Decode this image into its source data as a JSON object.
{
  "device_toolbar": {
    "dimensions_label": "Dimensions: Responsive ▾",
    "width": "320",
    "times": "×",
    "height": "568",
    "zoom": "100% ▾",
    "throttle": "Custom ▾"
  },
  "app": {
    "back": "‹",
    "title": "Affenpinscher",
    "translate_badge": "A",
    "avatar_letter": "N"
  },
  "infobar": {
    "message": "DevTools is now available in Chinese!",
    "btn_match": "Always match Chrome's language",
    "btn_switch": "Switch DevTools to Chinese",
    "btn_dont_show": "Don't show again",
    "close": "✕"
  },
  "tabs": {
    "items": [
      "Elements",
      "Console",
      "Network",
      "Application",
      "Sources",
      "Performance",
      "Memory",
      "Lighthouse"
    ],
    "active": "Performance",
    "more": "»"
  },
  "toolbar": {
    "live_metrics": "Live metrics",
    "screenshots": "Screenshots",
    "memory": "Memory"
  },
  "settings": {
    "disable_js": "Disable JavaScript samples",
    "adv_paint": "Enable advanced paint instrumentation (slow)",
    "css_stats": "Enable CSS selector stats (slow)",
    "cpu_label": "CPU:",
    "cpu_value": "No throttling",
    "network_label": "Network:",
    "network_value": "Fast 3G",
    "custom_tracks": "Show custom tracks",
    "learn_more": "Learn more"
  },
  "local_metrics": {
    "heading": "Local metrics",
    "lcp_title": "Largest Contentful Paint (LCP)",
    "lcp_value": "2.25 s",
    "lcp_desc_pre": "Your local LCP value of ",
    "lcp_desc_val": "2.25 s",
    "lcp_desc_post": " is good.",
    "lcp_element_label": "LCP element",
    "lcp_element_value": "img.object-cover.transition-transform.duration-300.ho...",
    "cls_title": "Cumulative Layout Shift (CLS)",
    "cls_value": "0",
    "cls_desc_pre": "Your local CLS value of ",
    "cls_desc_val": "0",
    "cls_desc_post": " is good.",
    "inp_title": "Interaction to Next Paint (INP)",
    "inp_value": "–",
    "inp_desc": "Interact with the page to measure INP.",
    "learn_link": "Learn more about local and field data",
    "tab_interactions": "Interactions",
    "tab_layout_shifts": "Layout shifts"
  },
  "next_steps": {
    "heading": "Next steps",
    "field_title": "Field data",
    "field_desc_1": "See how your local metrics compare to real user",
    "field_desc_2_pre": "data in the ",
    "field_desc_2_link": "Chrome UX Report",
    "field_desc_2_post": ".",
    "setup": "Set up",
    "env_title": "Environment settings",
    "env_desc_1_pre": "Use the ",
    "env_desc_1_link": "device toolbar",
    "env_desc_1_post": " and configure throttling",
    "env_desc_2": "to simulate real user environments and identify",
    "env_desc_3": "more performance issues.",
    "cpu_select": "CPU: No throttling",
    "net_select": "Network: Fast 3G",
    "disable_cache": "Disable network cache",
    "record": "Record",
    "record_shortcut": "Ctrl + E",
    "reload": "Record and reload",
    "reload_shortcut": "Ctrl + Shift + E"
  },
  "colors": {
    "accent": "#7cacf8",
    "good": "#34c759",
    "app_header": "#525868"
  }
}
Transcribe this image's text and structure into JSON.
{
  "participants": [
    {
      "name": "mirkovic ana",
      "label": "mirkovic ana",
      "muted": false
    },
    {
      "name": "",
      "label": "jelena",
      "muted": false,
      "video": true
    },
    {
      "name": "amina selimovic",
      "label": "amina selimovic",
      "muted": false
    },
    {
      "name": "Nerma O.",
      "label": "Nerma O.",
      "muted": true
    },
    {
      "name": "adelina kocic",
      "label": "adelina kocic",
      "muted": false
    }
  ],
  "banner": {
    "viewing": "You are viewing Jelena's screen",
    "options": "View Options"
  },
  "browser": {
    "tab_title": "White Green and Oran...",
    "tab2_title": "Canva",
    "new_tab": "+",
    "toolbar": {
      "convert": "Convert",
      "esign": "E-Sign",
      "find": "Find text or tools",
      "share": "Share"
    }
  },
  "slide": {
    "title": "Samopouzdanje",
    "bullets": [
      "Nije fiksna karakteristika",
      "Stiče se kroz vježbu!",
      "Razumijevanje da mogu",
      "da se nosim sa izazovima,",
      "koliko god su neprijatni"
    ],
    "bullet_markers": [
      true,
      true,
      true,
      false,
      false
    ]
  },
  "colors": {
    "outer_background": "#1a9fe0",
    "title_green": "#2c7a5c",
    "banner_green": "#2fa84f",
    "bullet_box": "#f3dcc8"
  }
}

OBJECTIVE.
Write out the whole listing exactly.

SOLUTION FOR THIS PROBLEM.
Decode this image into its source data as a JSON object.
{
  "device_toolbar": {
    "dimensions_label": "Dimensions: Responsive ▾",
    "width": "320",
    "times": "×",
    "height": "568",
    "zoom": "100% ▾",
    "throttle": "Custom ▾"
  },
  "app": {
    "back": "‹",
    "title": "Affenpinscher",
    "translate_badge": "A",
    "avatar_letter": "N"
  },
  "infobar": {
    "message": "DevTools is now available in Chinese!",
    "btn_match": "Always match Chrome's language",
    "btn_switch": "Switch DevTools to Chinese",
    "btn_dont_show": "Don't show again",
    "close": "✕"
  },
  "tabs": {
    "items": [
      "Elements",
      "Console",
      "Network",
      "Application",
      "Sources",
      "Performance",
      "Memory",
      "Lighthouse"
    ],
    "active": "Performance",
    "more": "»"
  },
  "toolbar": {
    "live_metrics": "Live metrics",
    "screenshots": "Screenshots",
    "memory": "Memory"
  },
  "settings": {
    "disable_js": "Disable JavaScript samples",
    "adv_paint": "Enable advanced paint instrumentation (slow)",
    "css_stats": "Enable CSS selector stats (slow)",
    "cpu_label": "CPU:",
    "cpu_value": "No throttling",
    "network_label": "Network:",
    "network_value": "Fast 3G",
    "custom_tracks": "Show custom tracks",
    "learn_more": "Learn more"
  },
  "local_metrics": {
    "heading": "Local metrics",
    "lcp_title": "Largest Contentful Paint (LCP)",
    "lcp_value": "2.25 s",
    "lcp_desc_pre": "Your local LCP value of ",
    "lcp_desc_val": "2.25 s",
    "lcp_desc_post": " is good.",
    "lcp_element_label": "LCP element",
    "lcp_element_value": "img.object-cover.transition-transform.duration-300.ho...",
    "cls_title": "Cumulative Layout Shift (CLS)",
    "cls_value": "0",
    "cls_desc_pre": "Your local CLS value of ",
    "cls_desc_val": "0",
    "cls_desc_post": " is good.",
    "inp_title": "Interaction to Next Paint (INP)",
    "inp_value": "–",
    "inp_desc": "Interact with the page to measure INP.",
    "learn_link": "Learn more about local and field data",
    "tab_interactions": "Interactions",
    "tab_layout_shifts": "Layout shifts"
  },
  "next_steps": {
    "heading": "Next steps",
    "field_title": "Field data",
    "field_desc_1": "See how your local metrics compare to real user",
    "field_desc_2_pre": "data in the ",
    "field_desc_2_link": "Chrome UX Report",
    "field_desc_2_post": ".",
    "setup": "Set up",
    "env_title": "Environment settings",
    "env_desc_1_pre": "Use the ",
    "env_desc_1_link": "device toolbar",
    "env_desc_1_post": " and configure throttling",
    "env_desc_2": "to simulate real user environments and identify",
    "env_desc_3": "more performance issues.",
    "cpu_select": "CPU: No throttling",
    "net_select": "Network: Fast 3G",
    "disable_cache": "Disable network cache",
    "record": "Record",
    "record_shortcut": "Ctrl + E",
    "reload": "Record and reload",
    "reload_shortcut": "Ctrl + Shift + E"
  },
  "colors": {
    "accent": "#7cacf8",
    "good": "#34c759",
    "app_header": "#525868"
  }
}
Transcribe this image's text and structure into JSON.
{
  "participants": [
    {
      "name": "mirkovic ana",
      "label": "mirkovic ana",
      "muted": false
    },
    {
      "name": "",
      "label": "jelena",
      "muted": false,
      "video": true
    },
    {
      "name": "amina selimovic",
      "label": "amina selimovic",
      "muted": false
    },
    {
      "name": "Nerma O.",
      "label": "Nerma O.",
      "muted": true
    },
    {
      "name": "adelina kocic",
      "label": "adelina kocic",
      "muted": false
    }
  ],
  "banner": {
    "viewing": "You are viewing Jelena's screen",
    "options": "View Options"
  },
  "browser": {
    "tab_title": "White Green and Oran...",
    "tab2_title": "Canva",
    "new_tab": "+",
    "toolbar": {
      "convert": "Convert",
      "esign": "E-Sign",
      "find": "Find text or tools",
      "share": "Share"
    }
  },
  "slide": {
    "title": "Samopouzdanje",
    "bullets": [
      "Nije fiksna karakteristika",
      "Stiče se kroz vježbu!",
      "Razumijevanje da mogu",
      "da se nosim sa izazovima,",
      "koliko god su neprijatni"
    ],
    "bullet_markers": [
      true,
      true,
      true,
      false,
      false
    ]
  },
  "colors": {
    "outer_background": "#1a9fe0",
    "title_green": "#2c7a5c",
    "banner_green": "#2fa84f",
    "bullet_box": "#f3dcc8"
  }
}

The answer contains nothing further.